Look below and pull out each line with the word "Month".

Records supplied:
|---|
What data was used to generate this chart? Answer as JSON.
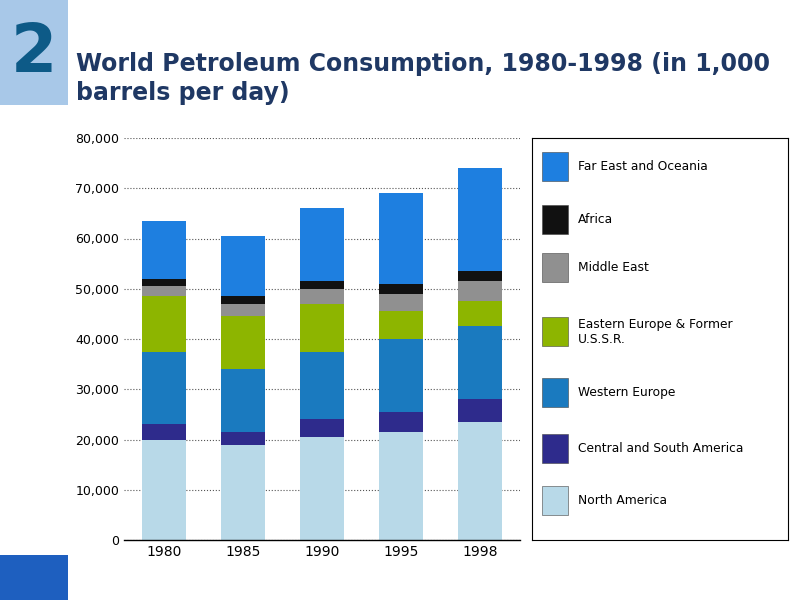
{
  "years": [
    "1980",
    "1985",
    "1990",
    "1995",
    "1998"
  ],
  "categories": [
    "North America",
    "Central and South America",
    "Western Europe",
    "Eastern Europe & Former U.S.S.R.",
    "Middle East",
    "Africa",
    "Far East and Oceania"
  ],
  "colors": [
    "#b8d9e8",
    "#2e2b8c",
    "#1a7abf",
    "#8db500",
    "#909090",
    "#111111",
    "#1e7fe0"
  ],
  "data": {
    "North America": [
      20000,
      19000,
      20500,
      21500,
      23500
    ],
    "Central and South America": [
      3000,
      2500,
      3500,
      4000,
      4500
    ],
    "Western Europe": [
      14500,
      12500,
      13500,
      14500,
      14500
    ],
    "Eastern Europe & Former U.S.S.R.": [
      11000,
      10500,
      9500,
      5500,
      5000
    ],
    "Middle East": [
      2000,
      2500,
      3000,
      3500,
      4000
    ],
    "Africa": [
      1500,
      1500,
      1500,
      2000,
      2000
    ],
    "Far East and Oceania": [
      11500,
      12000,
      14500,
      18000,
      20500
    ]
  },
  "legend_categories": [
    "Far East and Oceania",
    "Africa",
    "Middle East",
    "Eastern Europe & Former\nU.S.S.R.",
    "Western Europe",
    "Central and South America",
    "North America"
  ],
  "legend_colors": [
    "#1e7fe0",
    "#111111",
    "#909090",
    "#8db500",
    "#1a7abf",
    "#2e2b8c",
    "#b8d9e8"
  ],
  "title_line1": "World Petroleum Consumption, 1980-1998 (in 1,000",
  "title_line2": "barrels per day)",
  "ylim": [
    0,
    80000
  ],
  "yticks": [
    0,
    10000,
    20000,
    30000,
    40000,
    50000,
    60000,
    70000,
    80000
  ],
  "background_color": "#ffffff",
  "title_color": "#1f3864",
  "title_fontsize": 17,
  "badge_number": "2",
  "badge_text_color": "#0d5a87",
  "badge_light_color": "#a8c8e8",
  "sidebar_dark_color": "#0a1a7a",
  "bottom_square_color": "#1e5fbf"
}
|---|
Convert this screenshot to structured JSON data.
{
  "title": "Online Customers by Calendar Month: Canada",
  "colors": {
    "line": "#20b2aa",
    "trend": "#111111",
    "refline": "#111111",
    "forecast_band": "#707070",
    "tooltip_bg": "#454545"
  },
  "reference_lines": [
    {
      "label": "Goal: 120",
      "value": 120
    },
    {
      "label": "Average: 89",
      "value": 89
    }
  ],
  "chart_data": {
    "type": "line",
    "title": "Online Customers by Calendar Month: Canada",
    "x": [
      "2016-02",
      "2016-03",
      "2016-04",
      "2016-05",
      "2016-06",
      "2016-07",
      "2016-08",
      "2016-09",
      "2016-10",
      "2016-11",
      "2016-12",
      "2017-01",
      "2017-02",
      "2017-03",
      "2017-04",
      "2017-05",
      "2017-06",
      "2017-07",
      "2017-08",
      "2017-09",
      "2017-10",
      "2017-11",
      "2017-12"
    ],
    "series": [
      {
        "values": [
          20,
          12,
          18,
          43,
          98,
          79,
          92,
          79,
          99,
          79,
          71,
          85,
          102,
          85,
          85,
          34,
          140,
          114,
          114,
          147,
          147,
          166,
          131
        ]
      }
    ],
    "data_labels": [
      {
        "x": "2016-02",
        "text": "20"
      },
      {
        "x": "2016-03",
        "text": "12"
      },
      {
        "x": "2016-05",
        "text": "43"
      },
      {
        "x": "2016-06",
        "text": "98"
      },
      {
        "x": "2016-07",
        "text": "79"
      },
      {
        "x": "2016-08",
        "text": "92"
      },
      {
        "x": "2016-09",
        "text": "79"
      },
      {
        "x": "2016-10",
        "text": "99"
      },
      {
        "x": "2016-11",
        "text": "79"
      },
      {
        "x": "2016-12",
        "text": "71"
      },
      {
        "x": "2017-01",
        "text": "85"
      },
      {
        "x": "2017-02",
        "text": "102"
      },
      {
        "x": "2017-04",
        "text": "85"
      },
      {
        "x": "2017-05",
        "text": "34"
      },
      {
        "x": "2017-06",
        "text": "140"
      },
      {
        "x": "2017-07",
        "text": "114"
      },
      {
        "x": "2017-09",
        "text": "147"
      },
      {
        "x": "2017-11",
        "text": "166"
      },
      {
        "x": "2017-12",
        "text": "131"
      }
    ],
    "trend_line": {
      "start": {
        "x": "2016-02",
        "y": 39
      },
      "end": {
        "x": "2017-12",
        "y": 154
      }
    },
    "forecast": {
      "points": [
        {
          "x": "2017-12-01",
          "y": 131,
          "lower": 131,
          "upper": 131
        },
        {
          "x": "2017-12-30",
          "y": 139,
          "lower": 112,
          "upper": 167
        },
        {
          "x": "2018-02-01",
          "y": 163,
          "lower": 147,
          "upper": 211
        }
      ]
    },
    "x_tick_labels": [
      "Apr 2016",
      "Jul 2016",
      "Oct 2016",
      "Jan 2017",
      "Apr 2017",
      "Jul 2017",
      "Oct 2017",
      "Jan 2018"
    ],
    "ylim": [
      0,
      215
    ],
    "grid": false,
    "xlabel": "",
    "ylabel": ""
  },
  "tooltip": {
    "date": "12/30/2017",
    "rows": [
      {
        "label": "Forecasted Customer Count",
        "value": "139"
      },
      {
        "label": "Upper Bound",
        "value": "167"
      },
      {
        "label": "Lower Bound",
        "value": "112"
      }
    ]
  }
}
|---|
Solution to the problem:
  "title": "Online Customers by Calendar Month: Canada",
    "title": "Online Customers by Calendar Month: Canada",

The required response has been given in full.